TASK TO CARRY OUT:
Report the number of lines that include "화학시장", with no additional text.

INPUT RECORDS:

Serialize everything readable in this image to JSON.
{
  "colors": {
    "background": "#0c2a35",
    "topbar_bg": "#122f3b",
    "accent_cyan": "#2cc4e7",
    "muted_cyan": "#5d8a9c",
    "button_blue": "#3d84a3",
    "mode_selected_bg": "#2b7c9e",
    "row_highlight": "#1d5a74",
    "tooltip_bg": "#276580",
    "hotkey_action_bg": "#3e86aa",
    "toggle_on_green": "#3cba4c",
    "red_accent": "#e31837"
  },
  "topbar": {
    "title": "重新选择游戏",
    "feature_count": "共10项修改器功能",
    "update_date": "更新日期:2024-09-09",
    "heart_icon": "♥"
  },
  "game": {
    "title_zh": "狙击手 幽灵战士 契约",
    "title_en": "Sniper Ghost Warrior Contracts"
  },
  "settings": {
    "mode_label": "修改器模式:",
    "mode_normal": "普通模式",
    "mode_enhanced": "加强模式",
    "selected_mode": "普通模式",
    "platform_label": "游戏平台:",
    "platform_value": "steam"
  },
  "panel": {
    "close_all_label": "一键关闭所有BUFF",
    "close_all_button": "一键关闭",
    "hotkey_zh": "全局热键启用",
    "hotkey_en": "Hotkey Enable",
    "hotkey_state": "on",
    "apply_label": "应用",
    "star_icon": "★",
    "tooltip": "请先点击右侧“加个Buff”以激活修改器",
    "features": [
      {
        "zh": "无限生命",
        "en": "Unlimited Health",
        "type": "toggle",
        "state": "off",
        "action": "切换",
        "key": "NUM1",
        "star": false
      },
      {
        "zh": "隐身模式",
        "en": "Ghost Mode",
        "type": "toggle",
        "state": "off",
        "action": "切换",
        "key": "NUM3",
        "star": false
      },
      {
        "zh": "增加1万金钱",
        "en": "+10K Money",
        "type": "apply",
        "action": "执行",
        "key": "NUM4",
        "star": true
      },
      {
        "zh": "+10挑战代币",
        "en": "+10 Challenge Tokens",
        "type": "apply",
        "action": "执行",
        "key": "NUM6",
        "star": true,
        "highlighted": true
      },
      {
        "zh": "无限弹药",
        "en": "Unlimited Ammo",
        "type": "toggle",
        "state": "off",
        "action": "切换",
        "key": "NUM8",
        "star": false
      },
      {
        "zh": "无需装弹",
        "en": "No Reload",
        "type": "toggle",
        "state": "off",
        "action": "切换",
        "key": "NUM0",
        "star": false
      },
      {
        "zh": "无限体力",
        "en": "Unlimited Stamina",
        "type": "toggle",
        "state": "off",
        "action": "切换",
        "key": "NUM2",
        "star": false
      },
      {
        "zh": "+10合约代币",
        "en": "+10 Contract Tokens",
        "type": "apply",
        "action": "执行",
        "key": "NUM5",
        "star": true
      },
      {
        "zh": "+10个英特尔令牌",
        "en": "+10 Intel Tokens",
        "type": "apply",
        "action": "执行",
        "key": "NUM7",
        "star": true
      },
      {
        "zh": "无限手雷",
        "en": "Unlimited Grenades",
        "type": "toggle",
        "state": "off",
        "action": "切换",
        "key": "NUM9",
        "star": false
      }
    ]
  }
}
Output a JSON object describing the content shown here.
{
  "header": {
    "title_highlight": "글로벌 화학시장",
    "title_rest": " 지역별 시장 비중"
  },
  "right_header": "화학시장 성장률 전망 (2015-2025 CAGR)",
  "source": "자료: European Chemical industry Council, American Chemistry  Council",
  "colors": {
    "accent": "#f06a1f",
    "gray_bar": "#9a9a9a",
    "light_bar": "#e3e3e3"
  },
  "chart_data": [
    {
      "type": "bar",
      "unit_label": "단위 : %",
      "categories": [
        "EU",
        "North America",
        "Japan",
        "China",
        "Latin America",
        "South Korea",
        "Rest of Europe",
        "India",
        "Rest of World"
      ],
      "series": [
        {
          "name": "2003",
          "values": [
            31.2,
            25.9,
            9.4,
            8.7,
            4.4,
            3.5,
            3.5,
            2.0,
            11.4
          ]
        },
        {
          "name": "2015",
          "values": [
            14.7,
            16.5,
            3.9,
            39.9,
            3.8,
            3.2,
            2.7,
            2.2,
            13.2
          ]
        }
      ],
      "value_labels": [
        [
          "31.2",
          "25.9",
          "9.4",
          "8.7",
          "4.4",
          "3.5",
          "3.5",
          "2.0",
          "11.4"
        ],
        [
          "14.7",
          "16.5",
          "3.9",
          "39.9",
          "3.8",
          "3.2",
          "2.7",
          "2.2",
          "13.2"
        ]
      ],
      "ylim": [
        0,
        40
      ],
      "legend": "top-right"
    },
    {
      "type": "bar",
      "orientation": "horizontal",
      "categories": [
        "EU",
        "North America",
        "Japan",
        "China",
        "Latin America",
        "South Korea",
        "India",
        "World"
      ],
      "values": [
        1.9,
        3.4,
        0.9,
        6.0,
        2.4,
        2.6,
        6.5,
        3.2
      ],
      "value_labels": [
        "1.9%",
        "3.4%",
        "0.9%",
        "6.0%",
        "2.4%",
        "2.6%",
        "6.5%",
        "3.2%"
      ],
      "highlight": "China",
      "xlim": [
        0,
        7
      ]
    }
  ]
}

RESPONSE TO THIS TASK:
2